• Written problem
What follows is a set of records, each of which is to be written out exactly.

• Material provided
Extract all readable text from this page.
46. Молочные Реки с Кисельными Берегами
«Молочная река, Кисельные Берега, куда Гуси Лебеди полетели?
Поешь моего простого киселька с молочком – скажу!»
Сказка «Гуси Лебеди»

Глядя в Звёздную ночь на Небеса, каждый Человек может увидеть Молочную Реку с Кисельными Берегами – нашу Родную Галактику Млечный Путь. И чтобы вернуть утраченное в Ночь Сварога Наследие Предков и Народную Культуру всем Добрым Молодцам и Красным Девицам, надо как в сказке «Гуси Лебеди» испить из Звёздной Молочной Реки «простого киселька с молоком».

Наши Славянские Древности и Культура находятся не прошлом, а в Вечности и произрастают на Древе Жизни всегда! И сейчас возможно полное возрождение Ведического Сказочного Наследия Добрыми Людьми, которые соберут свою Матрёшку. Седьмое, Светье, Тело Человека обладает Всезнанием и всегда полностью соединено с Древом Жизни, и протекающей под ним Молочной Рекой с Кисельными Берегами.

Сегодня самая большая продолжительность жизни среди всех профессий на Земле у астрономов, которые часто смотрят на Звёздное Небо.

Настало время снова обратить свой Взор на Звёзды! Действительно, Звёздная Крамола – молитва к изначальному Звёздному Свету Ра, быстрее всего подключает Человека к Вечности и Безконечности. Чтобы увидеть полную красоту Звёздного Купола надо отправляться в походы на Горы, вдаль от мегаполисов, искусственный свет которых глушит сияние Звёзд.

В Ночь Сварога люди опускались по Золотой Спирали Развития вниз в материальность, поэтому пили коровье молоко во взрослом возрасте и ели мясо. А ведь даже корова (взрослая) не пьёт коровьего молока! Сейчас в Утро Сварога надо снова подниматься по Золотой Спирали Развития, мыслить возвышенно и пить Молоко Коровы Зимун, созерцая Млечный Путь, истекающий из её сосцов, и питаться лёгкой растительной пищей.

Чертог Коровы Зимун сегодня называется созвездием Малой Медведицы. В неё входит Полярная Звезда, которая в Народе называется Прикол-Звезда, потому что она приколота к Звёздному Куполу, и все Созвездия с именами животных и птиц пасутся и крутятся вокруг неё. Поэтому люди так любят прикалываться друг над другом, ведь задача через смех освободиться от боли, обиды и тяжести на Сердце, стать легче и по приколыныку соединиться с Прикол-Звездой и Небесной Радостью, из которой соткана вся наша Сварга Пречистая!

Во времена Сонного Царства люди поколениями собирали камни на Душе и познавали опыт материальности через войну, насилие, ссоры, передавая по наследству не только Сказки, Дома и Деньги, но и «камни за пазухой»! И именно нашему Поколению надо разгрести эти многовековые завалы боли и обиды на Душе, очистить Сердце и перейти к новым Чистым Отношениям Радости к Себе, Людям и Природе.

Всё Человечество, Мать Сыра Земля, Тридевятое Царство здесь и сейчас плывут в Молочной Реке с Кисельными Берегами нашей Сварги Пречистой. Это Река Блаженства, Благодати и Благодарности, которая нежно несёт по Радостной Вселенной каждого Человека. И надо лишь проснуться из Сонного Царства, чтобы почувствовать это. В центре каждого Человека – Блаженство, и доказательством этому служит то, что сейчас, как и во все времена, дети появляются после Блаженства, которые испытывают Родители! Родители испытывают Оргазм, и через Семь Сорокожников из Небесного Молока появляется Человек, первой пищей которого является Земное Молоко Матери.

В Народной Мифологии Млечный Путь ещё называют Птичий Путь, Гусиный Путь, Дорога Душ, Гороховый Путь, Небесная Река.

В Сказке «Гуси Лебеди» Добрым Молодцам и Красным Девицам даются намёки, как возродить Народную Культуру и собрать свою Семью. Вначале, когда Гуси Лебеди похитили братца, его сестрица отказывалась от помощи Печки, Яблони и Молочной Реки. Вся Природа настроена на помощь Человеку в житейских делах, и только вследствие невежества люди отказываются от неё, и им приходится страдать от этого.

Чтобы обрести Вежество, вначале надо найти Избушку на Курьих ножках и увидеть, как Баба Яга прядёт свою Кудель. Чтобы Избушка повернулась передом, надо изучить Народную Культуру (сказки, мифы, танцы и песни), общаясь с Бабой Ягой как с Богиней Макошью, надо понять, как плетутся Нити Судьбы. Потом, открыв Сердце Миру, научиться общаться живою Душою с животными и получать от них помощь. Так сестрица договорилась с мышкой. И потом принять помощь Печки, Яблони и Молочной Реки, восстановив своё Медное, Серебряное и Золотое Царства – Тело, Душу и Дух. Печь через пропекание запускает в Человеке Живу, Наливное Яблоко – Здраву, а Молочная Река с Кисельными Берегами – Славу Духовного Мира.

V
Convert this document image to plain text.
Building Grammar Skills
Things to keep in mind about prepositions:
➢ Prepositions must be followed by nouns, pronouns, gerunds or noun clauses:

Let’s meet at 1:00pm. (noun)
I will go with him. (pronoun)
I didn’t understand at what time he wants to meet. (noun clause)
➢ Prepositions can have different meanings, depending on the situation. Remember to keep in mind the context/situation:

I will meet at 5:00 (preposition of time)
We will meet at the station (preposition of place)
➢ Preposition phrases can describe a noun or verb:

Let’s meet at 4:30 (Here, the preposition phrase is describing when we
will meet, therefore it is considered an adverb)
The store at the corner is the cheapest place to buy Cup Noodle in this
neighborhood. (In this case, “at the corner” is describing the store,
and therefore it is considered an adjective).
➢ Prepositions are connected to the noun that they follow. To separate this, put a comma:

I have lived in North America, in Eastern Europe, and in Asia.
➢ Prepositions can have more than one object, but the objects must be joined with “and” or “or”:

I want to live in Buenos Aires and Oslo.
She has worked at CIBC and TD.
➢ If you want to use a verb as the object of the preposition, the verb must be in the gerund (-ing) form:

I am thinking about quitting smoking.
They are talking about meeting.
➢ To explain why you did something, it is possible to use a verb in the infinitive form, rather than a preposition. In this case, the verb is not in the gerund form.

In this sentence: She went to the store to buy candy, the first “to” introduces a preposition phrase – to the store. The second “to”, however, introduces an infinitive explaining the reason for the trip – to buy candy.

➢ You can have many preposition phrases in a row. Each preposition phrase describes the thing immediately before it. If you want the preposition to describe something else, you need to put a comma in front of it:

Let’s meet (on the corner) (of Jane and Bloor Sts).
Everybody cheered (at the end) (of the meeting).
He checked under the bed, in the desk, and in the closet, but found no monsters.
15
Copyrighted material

• Result of the task
Extract all readable text from this page.
46. Молочные Реки с Кисельными Берегами
«Молочная река, Кисельные Берега, куда Гуси Лебеди полетели?
Поешь моего простого киселька с молочком – скажу!»
Сказка «Гуси Лебеди»

Глядя в Звёздную ночь на Небеса, каждый Человек может увидеть Молочную Реку с Кисельными Берегами – нашу Родную Галактику Млечный Путь. И чтобы вернуть утраченное в Ночь Сварога Наследие Предков и Народную Культуру всем Добрым Молодцам и Красным Девицам, надо как в сказке «Гуси Лебеди» испить из Звёздной Молочной Реки «простого киселька с молоком».

Наши Славянские Древности и Культура находятся не прошлом, а в Вечности и произрастают на Древе Жизни всегда! И сейчас возможно полное возрождение Ведического Сказочного Наследия Добрыми Людьми, которые соберут свою Матрёшку. Седьмое, Светье, Тело Человека обладает Всезнанием и всегда полностью соединено с Древом Жизни, и протекающей под ним Молочной Рекой с Кисельными Берегами.

Сегодня самая большая продолжительность жизни среди всех профессий на Земле у астрономов, которые часто смотрят на Звёздное Небо.

Настало время снова обратить свой Взор на Звёзды! Действительно, Звёздная Крамола – молитва к изначальному Звёздному Свету Ра, быстрее всего подключает Человека к Вечности и Безконечности. Чтобы увидеть полную красоту Звёздного Купола надо отправляться в походы на Горы, вдаль от мегаполисов, искусственный свет которых глушит сияние Звёзд.

В Ночь Сварога люди опускались по Золотой Спирали Развития вниз в материальность, поэтому пили коровье молоко во взрослом возрасте и ели мясо. А ведь даже корова (взрослая) не пьёт коровьего молока! Сейчас в Утро Сварога надо снова подниматься по Золотой Спирали Развития, мыслить возвышенно и пить Молоко Коровы Зимун, созерцая Млечный Путь, истекающий из её сосцов, и питаться лёгкой растительной пищей.

Чертог Коровы Зимун сегодня называется созвездием Малой Медведицы. В неё входит Полярная Звезда, которая в Народе называется Прикол-Звезда, потому что она приколота к Звёздному Куполу, и все Созвездия с именами животных и птиц пасутся и крутятся вокруг неё. Поэтому люди так любят прикалываться друг над другом, ведь задача через смех освободиться от боли, обиды и тяжести на Сердце, стать легче и по приколыныку соединиться с Прикол-Звездой и Небесной Радостью, из которой соткана вся наша Сварга Пречистая!

Во времена Сонного Царства люди поколениями собирали камни на Душе и познавали опыт материальности через войну, насилие, ссоры, передавая по наследству не только Сказки, Дома и Деньги, но и «камни за пазухой»! И именно нашему Поколению надо разгрести эти многовековые завалы боли и обиды на Душе, очистить Сердце и перейти к новым Чистым Отношениям Радости к Себе, Людям и Природе.

Всё Человечество, Мать Сыра Земля, Тридевятое Царство здесь и сейчас плывут в Молочной Реке с Кисельными Берегами нашей Сварги Пречистой. Это Река Блаженства, Благодати и Благодарности, которая нежно несёт по Радостной Вселенной каждого Человека. И надо лишь проснуться из Сонного Царства, чтобы почувствовать это. В центре каждого Человека – Блаженство, и доказательством этому служит то, что сейчас, как и во все времена, дети появляются после Блаженства, которые испытывают Родители! Родители испытывают Оргазм, и через Семь Сорокожников из Небесного Молока появляется Человек, первой пищей которого является Земное Молоко Матери.

В Народной Мифологии Млечный Путь ещё называют Птичий Путь, Гусиный Путь, Дорога Душ, Гороховый Путь, Небесная Река.

В Сказке «Гуси Лебеди» Добрым Молодцам и Красным Девицам даются намёки, как возродить Народную Культуру и собрать свою Семью. Вначале, когда Гуси Лебеди похитили братца, его сестрица отказывалась от помощи Печки, Яблони и Молочной Реки. Вся Природа настроена на помощь Человеку в житейских делах, и только вследствие невежества люди отказываются от неё, и им приходится страдать от этого.

Чтобы обрести Вежество, вначале надо найти Избушку на Курьих ножках и увидеть, как Баба Яга прядёт свою Кудель. Чтобы Избушка повернулась передом, надо изучить Народную Культуру (сказки, мифы, танцы и песни), общаясь с Бабой Ягой как с Богиней Макошью, надо понять, как плетутся Нити Судьбы. Потом, открыв Сердце Миру, научиться общаться живою Душою с животными и получать от них помощь. Так сестрица договорилась с мышкой. И потом принять помощь Печки, Яблони и Молочной Реки, восстановив своё Медное, Серебряное и Золотое Царства – Тело, Душу и Дух. Печь через пропекание запускает в Человеке Живу, Наливное Яблоко – Здраву, а Молочная Река с Кисельными Берегами – Славу Духовного Мира.

V
Convert this document image to plain text.
Building Grammar Skills
Things to keep in mind about prepositions:
➢ Prepositions must be followed by nouns, pronouns, gerunds or noun clauses:

Let’s meet at 1:00pm. (noun)
I will go with him. (pronoun)
I didn’t understand at what time he wants to meet. (noun clause)
➢ Prepositions can have different meanings, depending on the situation. Remember to keep in mind the context/situation:

I will meet at 5:00 (preposition of time)
We will meet at the station (preposition of place)
➢ Preposition phrases can describe a noun or verb:

Let’s meet at 4:30 (Here, the preposition phrase is describing when we
will meet, therefore it is considered an adverb)
The store at the corner is the cheapest place to buy Cup Noodle in this
neighborhood. (In this case, “at the corner” is describing the store,
and therefore it is considered an adjective).
➢ Prepositions are connected to the noun that they follow. To separate this, put a comma:

I have lived in North America, in Eastern Europe, and in Asia.
➢ Prepositions can have more than one object, but the objects must be joined with “and” or “or”:

I want to live in Buenos Aires and Oslo.
She has worked at CIBC and TD.
➢ If you want to use a verb as the object of the preposition, the verb must be in the gerund (-ing) form:

I am thinking about quitting smoking.
They are talking about meeting.
➢ To explain why you did something, it is possible to use a verb in the infinitive form, rather than a preposition. In this case, the verb is not in the gerund form.

In this sentence: She went to the store to buy candy, the first “to” introduces a preposition phrase – to the store. The second “to”, however, introduces an infinitive explaining the reason for the trip – to buy candy.

➢ You can have many preposition phrases in a row. Each preposition phrase describes the thing immediately before it. If you want the preposition to describe something else, you need to put a comma in front of it:

Let’s meet (on the corner) (of Jane and Bloor Sts).
Everybody cheered (at the end) (of the meeting).
He checked under the bed, in the desk, and in the closet, but found no monsters.
15
Copyrighted material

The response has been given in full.